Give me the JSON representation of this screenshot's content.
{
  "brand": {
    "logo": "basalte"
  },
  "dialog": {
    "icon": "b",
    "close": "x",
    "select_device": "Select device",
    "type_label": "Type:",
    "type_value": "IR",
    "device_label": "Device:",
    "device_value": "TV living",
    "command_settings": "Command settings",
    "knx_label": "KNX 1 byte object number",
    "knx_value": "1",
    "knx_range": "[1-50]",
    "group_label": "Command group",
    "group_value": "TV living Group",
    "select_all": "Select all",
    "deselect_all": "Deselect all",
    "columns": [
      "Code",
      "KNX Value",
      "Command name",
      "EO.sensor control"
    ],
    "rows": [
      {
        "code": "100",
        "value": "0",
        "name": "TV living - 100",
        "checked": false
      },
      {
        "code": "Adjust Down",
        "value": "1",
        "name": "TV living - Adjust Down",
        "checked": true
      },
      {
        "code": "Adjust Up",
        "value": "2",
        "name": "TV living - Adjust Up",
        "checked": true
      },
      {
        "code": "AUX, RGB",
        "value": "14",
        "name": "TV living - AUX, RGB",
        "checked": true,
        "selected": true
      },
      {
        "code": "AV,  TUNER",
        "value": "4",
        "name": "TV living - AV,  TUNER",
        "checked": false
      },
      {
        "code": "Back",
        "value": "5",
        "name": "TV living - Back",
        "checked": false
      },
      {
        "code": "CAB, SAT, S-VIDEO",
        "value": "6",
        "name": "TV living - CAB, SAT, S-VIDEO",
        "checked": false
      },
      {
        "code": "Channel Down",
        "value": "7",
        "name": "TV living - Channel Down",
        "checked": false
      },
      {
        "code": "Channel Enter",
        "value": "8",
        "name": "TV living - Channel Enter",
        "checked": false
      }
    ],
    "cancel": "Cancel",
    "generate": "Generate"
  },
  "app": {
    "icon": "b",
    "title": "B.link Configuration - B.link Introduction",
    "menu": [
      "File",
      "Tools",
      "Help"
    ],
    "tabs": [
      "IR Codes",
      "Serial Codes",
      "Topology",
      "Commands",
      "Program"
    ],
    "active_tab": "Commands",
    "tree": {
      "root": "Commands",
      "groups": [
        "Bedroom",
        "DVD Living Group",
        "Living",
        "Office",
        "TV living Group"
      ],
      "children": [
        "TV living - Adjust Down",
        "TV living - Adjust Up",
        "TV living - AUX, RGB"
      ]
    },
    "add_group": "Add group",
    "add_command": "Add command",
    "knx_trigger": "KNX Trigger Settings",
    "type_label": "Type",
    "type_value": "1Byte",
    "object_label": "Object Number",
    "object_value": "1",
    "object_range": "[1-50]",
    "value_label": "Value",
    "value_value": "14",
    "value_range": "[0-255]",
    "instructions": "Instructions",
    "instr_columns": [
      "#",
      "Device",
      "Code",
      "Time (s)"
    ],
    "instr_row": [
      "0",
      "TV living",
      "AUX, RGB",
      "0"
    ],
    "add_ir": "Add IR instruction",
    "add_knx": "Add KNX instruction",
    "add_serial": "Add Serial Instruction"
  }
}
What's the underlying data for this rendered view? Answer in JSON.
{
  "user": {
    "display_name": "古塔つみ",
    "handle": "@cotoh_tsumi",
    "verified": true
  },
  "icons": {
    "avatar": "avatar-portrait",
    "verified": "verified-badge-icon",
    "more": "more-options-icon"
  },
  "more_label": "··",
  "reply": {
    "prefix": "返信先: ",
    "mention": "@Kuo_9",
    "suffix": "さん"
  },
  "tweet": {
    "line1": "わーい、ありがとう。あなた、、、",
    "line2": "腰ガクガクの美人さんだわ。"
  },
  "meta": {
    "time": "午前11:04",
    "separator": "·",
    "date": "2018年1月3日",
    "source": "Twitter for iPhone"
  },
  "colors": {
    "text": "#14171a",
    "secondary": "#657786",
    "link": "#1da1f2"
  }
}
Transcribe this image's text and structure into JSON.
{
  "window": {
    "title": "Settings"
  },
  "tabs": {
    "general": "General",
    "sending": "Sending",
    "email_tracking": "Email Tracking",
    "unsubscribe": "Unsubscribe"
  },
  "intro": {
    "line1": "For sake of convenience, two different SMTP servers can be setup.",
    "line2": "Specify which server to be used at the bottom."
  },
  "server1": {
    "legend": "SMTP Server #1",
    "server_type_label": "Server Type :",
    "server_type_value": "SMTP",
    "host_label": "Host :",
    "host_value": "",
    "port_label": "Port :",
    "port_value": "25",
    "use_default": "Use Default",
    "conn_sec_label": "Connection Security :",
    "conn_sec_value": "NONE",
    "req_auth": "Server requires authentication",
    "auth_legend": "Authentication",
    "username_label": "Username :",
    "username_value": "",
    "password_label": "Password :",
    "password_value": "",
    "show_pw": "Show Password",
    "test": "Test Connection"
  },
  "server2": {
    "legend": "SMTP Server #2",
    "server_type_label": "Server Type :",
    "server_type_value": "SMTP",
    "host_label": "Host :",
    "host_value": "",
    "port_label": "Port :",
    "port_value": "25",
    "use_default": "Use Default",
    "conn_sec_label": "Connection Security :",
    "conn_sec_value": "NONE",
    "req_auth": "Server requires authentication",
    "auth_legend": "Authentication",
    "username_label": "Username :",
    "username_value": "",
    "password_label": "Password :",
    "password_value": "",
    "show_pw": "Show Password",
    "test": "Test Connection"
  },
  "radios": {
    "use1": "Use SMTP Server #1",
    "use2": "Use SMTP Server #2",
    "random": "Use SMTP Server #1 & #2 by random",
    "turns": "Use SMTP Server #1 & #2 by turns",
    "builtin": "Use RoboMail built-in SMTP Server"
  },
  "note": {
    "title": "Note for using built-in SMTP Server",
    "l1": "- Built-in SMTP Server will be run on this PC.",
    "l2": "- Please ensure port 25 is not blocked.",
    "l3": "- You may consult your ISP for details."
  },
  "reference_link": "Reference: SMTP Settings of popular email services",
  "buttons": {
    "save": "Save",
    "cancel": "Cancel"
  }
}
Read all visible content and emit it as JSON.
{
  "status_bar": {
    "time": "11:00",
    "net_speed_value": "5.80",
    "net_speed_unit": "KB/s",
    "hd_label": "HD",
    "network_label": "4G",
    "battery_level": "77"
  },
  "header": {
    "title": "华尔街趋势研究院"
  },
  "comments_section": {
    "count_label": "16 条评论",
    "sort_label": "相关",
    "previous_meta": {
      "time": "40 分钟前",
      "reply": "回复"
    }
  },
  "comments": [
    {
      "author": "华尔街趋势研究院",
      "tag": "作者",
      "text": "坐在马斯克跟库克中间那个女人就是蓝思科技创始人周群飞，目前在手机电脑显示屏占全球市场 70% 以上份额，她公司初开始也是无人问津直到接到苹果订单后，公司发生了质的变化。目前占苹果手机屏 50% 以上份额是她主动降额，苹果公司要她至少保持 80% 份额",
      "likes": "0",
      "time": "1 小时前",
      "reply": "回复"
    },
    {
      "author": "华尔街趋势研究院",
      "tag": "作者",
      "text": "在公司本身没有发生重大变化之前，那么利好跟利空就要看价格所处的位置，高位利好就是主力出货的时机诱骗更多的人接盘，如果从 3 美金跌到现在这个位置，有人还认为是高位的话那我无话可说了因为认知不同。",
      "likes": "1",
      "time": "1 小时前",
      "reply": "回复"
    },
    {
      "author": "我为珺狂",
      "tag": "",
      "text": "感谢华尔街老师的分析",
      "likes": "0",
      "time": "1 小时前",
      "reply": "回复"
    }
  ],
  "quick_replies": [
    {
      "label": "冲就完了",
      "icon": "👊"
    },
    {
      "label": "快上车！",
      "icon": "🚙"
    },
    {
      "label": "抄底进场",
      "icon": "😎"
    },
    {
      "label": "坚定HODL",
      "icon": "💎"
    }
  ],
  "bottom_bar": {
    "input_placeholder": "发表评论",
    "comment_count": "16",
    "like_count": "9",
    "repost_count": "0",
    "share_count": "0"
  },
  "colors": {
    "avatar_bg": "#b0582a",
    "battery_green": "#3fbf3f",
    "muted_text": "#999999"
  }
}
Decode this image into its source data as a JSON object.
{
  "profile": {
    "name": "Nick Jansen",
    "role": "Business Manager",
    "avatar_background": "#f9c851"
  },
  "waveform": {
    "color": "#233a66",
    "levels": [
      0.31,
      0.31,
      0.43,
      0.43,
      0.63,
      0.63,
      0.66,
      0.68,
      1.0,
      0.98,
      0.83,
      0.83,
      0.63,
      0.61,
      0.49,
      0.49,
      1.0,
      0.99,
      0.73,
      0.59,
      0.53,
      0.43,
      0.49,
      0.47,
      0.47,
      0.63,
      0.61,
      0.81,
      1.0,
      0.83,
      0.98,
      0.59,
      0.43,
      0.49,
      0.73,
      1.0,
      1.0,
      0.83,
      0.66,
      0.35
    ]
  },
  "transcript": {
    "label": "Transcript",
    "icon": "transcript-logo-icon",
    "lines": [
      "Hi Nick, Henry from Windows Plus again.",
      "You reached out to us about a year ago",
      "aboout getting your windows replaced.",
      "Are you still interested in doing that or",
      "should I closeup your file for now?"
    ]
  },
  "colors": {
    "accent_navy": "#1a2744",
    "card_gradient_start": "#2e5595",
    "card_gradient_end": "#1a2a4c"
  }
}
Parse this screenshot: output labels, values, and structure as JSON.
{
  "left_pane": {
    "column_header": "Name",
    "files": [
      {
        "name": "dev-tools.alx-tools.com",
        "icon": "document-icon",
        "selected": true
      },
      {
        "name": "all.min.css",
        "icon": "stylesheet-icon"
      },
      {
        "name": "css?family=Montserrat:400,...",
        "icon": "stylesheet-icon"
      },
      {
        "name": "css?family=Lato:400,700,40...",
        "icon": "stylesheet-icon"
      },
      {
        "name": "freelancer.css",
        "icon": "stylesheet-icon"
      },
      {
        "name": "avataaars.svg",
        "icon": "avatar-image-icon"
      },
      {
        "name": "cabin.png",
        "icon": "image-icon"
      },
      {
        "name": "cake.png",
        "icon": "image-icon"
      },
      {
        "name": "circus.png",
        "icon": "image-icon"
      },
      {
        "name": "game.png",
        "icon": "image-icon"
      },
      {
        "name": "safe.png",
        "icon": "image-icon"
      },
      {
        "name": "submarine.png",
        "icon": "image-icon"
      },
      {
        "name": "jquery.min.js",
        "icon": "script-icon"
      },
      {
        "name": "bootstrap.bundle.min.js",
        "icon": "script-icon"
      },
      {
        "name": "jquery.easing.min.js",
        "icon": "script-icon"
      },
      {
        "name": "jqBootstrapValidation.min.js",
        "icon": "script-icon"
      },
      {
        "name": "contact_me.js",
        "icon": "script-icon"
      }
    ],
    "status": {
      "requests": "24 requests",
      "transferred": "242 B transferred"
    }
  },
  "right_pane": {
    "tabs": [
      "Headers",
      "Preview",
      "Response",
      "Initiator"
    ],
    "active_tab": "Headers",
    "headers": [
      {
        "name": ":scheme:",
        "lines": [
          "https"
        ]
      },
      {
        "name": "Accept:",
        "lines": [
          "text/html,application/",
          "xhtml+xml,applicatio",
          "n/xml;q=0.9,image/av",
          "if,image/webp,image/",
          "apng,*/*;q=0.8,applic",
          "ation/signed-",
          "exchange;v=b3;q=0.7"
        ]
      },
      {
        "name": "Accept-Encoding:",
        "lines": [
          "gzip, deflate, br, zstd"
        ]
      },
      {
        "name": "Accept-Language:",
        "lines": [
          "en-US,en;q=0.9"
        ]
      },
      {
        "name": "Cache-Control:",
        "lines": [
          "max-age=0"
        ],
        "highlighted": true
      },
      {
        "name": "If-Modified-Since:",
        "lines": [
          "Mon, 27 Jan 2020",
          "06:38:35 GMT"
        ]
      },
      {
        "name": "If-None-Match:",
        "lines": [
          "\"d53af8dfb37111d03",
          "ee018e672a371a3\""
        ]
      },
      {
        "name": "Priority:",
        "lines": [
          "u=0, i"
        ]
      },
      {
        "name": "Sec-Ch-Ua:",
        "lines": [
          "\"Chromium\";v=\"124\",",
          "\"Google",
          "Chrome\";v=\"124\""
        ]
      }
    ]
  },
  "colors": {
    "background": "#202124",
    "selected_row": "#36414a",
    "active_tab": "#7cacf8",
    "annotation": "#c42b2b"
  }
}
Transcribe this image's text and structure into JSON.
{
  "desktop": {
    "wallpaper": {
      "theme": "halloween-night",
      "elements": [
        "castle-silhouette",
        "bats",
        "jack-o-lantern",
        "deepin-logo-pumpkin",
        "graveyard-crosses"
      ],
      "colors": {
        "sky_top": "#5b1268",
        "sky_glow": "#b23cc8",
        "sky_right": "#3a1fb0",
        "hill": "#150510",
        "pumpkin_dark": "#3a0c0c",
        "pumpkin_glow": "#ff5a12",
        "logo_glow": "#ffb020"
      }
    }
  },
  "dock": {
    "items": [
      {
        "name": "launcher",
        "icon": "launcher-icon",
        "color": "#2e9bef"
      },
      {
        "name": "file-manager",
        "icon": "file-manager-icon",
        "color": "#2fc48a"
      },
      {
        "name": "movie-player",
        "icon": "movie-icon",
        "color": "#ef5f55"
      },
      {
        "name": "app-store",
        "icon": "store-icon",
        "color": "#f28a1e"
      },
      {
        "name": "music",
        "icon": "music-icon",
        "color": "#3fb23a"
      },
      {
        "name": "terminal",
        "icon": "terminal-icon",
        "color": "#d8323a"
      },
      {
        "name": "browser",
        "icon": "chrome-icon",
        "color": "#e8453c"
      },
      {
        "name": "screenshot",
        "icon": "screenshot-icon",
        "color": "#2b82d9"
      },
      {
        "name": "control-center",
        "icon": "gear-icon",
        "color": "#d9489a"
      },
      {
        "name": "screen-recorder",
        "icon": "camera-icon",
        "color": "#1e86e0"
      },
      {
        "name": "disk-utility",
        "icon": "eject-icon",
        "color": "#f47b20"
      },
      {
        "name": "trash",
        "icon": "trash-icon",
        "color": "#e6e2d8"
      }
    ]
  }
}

WORK INSTRUCTIONS.
Only the number should be given: how many lines of the data contain the word "source"?

OUTPUT OF THE EXERCISE.
2